_WHAT THE EXERCISE ASKS_
The entries are to be returned exactly, with images left out.

Extracted data entries:
— BEGIN —
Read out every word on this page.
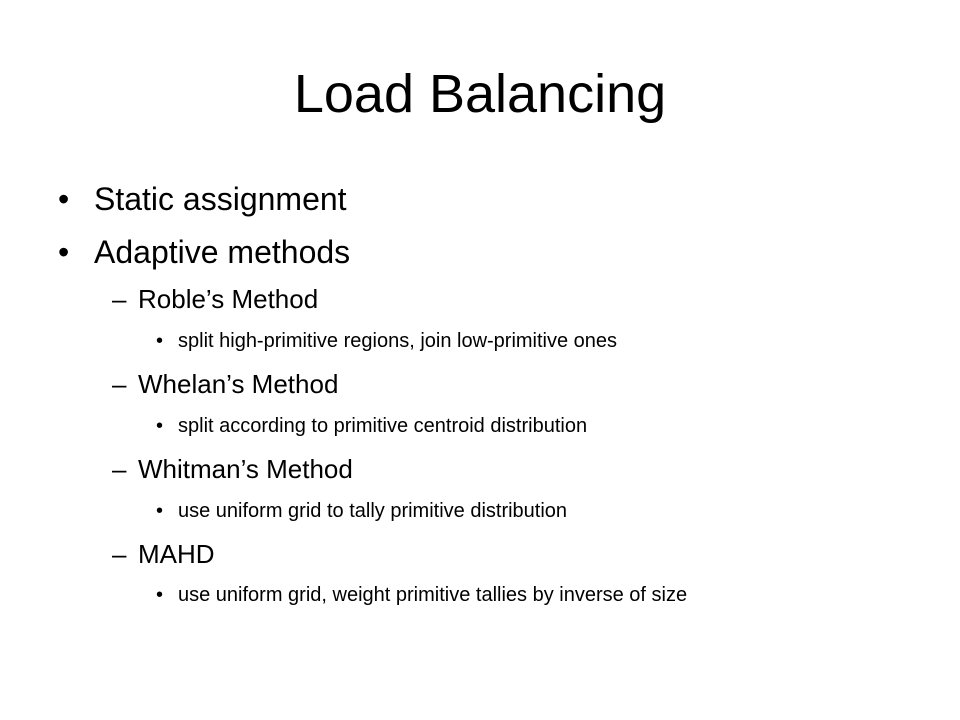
Load Balancing
• Static assignment
• Adaptive methods
– Roble’s Method
• split high-primitive regions, join low-primitive ones
– Whelan’s Method
• split according to primitive centroid distribution
– Whitman’s Method
• use uniform grid to tally primitive distribution
– MAHD
• use uniform grid, weight primitive tallies by inverse of size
— END —
_THE OUTPUT_
Read out every word on this page.
Load Balancing
• Static assignment
• Adaptive methods
– Roble’s Method
• split high-primitive regions, join low-primitive ones
– Whelan’s Method
• split according to primitive centroid distribution
– Whitman’s Method
• use uniform grid to tally primitive distribution
– MAHD
• use uniform grid, weight primitive tallies by inverse of size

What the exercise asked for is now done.